((

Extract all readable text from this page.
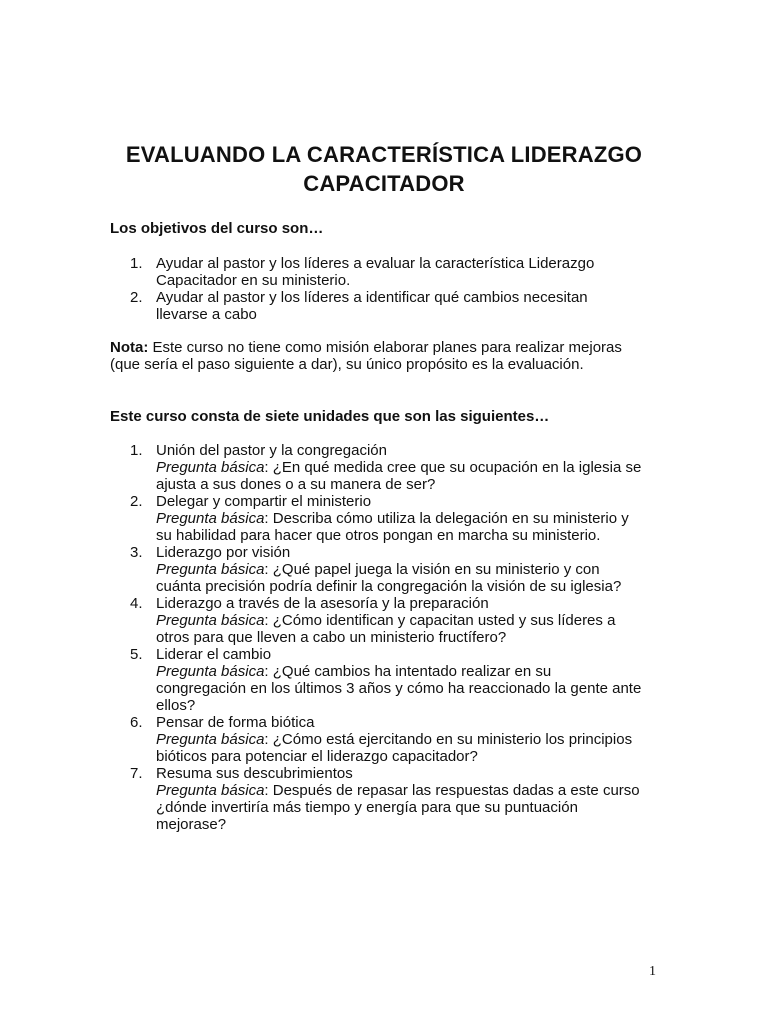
EVALUANDO LA CARACTERÍSTICA LIDERAZGO
CAPACITADOR
Los objetivos del curso son…
1. Ayudar al pastor y los líderes a evaluar la característica Liderazgo
Capacitador en su ministerio.
2. Ayudar al pastor y los líderes a identificar qué cambios necesitan
llevarse a cabo
Nota: Este curso no tiene como misión elaborar planes para realizar mejoras
(que sería el paso siguiente a dar), su único propósito es la evaluación.
Este curso consta de siete unidades que son las siguientes…
1. Unión del pastor y la congregación
Pregunta básica: ¿En qué medida cree que su ocupación en la iglesia se
ajusta a sus dones o a su manera de ser?
2. Delegar y compartir el ministerio
Pregunta básica: Describa cómo utiliza la delegación en su ministerio y
su habilidad para hacer que otros pongan en marcha su ministerio.
3. Liderazgo por visión
Pregunta básica: ¿Qué papel juega la visión en su ministerio y con
cuánta precisión podría definir la congregación la visión de su iglesia?
4. Liderazgo a través de la asesoría y la preparación
Pregunta básica: ¿Cómo identifican y capacitan usted y sus líderes a
otros para que lleven a cabo un ministerio fructífero?
5. Liderar el cambio
Pregunta básica: ¿Qué cambios ha intentado realizar en su
congregación en los últimos 3 años y cómo ha reaccionado la gente ante
ellos?
6. Pensar de forma biótica
Pregunta básica: ¿Cómo está ejercitando en su ministerio los principios
bióticos para potenciar el liderazgo capacitador?
7. Resuma sus descubrimientos
Pregunta básica: Después de repasar las respuestas dadas a este curso
¿dónde invertiría más tiempo y energía para que su puntuación
mejorase?
1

))

> [Problem statement]
Transcribe every entry word for word, but skip the pictures.

> [Reply to the exercise]
Extract all readable text from this page.
EVALUANDO LA CARACTERÍSTICA LIDERAZGO
CAPACITADOR
Los objetivos del curso son…
1. Ayudar al pastor y los líderes a evaluar la característica Liderazgo
Capacitador en su ministerio.
2. Ayudar al pastor y los líderes a identificar qué cambios necesitan
llevarse a cabo
Nota: Este curso no tiene como misión elaborar planes para realizar mejoras
(que sería el paso siguiente a dar), su único propósito es la evaluación.
Este curso consta de siete unidades que son las siguientes…
1. Unión del pastor y la congregación
Pregunta básica: ¿En qué medida cree que su ocupación en la iglesia se
ajusta a sus dones o a su manera de ser?
2. Delegar y compartir el ministerio
Pregunta básica: Describa cómo utiliza la delegación en su ministerio y
su habilidad para hacer que otros pongan en marcha su ministerio.
3. Liderazgo por visión
Pregunta básica: ¿Qué papel juega la visión en su ministerio y con
cuánta precisión podría definir la congregación la visión de su iglesia?
4. Liderazgo a través de la asesoría y la preparación
Pregunta básica: ¿Cómo identifican y capacitan usted y sus líderes a
otros para que lleven a cabo un ministerio fructífero?
5. Liderar el cambio
Pregunta básica: ¿Qué cambios ha intentado realizar en su
congregación en los últimos 3 años y cómo ha reaccionado la gente ante
ellos?
6. Pensar de forma biótica
Pregunta básica: ¿Cómo está ejercitando en su ministerio los principios
bióticos para potenciar el liderazgo capacitador?
7. Resuma sus descubrimientos
Pregunta básica: Después de repasar las respuestas dadas a este curso
¿dónde invertiría más tiempo y energía para que su puntuación
mejorase?
1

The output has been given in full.